● WHAT THE EXERCISE ASKS
Print the records below exactly as they appear.

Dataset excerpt
* * * * * * *

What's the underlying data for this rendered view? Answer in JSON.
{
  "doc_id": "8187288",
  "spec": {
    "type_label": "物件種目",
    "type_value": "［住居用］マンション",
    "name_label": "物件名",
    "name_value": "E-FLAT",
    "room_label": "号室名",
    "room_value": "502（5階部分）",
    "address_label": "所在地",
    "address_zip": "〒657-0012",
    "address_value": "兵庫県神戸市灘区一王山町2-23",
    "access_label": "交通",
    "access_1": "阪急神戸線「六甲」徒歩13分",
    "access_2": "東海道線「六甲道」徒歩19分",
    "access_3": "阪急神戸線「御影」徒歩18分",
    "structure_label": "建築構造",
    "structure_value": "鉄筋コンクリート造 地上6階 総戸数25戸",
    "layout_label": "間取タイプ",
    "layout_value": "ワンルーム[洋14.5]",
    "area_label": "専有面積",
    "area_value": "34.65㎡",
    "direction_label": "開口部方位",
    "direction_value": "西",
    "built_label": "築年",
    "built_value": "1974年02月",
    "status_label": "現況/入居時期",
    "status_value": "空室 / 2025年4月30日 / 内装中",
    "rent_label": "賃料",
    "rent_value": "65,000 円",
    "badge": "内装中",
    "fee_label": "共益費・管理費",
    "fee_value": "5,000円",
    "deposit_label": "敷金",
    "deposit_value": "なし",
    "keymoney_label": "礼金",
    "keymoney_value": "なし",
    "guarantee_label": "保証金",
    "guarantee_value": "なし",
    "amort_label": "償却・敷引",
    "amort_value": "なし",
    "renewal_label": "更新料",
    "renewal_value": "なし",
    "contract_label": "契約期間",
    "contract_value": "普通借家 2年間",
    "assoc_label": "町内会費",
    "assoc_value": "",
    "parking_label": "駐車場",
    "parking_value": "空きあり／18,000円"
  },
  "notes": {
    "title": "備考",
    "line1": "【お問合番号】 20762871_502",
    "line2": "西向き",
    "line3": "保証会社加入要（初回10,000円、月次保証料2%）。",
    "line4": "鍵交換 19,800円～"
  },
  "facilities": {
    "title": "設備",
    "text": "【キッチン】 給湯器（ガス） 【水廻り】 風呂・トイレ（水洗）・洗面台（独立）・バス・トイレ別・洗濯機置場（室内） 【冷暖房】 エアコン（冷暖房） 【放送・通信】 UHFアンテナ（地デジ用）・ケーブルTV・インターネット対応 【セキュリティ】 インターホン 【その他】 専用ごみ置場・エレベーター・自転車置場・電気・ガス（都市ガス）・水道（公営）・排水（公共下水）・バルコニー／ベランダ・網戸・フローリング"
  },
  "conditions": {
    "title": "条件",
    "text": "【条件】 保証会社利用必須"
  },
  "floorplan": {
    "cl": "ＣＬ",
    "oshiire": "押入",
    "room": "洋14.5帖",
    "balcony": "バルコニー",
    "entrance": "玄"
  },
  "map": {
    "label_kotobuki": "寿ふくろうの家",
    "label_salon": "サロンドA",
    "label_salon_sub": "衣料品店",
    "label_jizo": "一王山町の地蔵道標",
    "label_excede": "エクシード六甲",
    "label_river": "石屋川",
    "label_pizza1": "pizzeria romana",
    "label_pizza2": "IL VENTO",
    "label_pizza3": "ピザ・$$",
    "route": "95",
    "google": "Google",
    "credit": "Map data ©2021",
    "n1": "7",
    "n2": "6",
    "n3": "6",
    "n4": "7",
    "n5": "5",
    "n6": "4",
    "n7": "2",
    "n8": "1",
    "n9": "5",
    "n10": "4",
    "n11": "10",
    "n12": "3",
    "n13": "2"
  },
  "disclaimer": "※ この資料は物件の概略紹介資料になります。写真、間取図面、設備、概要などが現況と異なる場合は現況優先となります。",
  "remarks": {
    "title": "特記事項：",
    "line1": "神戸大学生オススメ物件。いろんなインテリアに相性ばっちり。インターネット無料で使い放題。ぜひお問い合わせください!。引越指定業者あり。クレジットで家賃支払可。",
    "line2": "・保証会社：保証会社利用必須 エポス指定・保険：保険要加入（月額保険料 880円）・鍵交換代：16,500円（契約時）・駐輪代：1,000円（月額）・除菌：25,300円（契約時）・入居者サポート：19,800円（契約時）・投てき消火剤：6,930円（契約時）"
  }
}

* * * * * * *

● RESPONSE TO THIS TASK
What's the underlying data for this rendered view? Answer in JSON.
{
  "doc_id": "8187288",
  "spec": {
    "type_label": "物件種目",
    "type_value": "［住居用］マンション",
    "name_label": "物件名",
    "name_value": "E-FLAT",
    "room_label": "号室名",
    "room_value": "502（5階部分）",
    "address_label": "所在地",
    "address_zip": "〒657-0012",
    "address_value": "兵庫県神戸市灘区一王山町2-23",
    "access_label": "交通",
    "access_1": "阪急神戸線「六甲」徒歩13分",
    "access_2": "東海道線「六甲道」徒歩19分",
    "access_3": "阪急神戸線「御影」徒歩18分",
    "structure_label": "建築構造",
    "structure_value": "鉄筋コンクリート造 地上6階 総戸数25戸",
    "layout_label": "間取タイプ",
    "layout_value": "ワンルーム[洋14.5]",
    "area_label": "専有面積",
    "area_value": "34.65㎡",
    "direction_label": "開口部方位",
    "direction_value": "西",
    "built_label": "築年",
    "built_value": "1974年02月",
    "status_label": "現況/入居時期",
    "status_value": "空室 / 2025年4月30日 / 内装中",
    "rent_label": "賃料",
    "rent_value": "65,000 円",
    "badge": "内装中",
    "fee_label": "共益費・管理費",
    "fee_value": "5,000円",
    "deposit_label": "敷金",
    "deposit_value": "なし",
    "keymoney_label": "礼金",
    "keymoney_value": "なし",
    "guarantee_label": "保証金",
    "guarantee_value": "なし",
    "amort_label": "償却・敷引",
    "amort_value": "なし",
    "renewal_label": "更新料",
    "renewal_value": "なし",
    "contract_label": "契約期間",
    "contract_value": "普通借家 2年間",
    "assoc_label": "町内会費",
    "assoc_value": "",
    "parking_label": "駐車場",
    "parking_value": "空きあり／18,000円"
  },
  "notes": {
    "title": "備考",
    "line1": "【お問合番号】 20762871_502",
    "line2": "西向き",
    "line3": "保証会社加入要（初回10,000円、月次保証料2%）。",
    "line4": "鍵交換 19,800円～"
  },
  "facilities": {
    "title": "設備",
    "text": "【キッチン】 給湯器（ガス） 【水廻り】 風呂・トイレ（水洗）・洗面台（独立）・バス・トイレ別・洗濯機置場（室内） 【冷暖房】 エアコン（冷暖房） 【放送・通信】 UHFアンテナ（地デジ用）・ケーブルTV・インターネット対応 【セキュリティ】 インターホン 【その他】 専用ごみ置場・エレベーター・自転車置場・電気・ガス（都市ガス）・水道（公営）・排水（公共下水）・バルコニー／ベランダ・網戸・フローリング"
  },
  "conditions": {
    "title": "条件",
    "text": "【条件】 保証会社利用必須"
  },
  "floorplan": {
    "cl": "ＣＬ",
    "oshiire": "押入",
    "room": "洋14.5帖",
    "balcony": "バルコニー",
    "entrance": "玄"
  },
  "map": {
    "label_kotobuki": "寿ふくろうの家",
    "label_salon": "サロンドA",
    "label_salon_sub": "衣料品店",
    "label_jizo": "一王山町の地蔵道標",
    "label_excede": "エクシード六甲",
    "label_river": "石屋川",
    "label_pizza1": "pizzeria romana",
    "label_pizza2": "IL VENTO",
    "label_pizza3": "ピザ・$$",
    "route": "95",
    "google": "Google",
    "credit": "Map data ©2021",
    "n1": "7",
    "n2": "6",
    "n3": "6",
    "n4": "7",
    "n5": "5",
    "n6": "4",
    "n7": "2",
    "n8": "1",
    "n9": "5",
    "n10": "4",
    "n11": "10",
    "n12": "3",
    "n13": "2"
  },
  "disclaimer": "※ この資料は物件の概略紹介資料になります。写真、間取図面、設備、概要などが現況と異なる場合は現況優先となります。",
  "remarks": {
    "title": "特記事項：",
    "line1": "神戸大学生オススメ物件。いろんなインテリアに相性ばっちり。インターネット無料で使い放題。ぜひお問い合わせください!。引越指定業者あり。クレジットで家賃支払可。",
    "line2": "・保証会社：保証会社利用必須 エポス指定・保険：保険要加入（月額保険料 880円）・鍵交換代：16,500円（契約時）・駐輪代：1,000円（月額）・除菌：25,300円（契約時）・入居者サポート：19,800円（契約時）・投てき消火剤：6,930円（契約時）"
  }
}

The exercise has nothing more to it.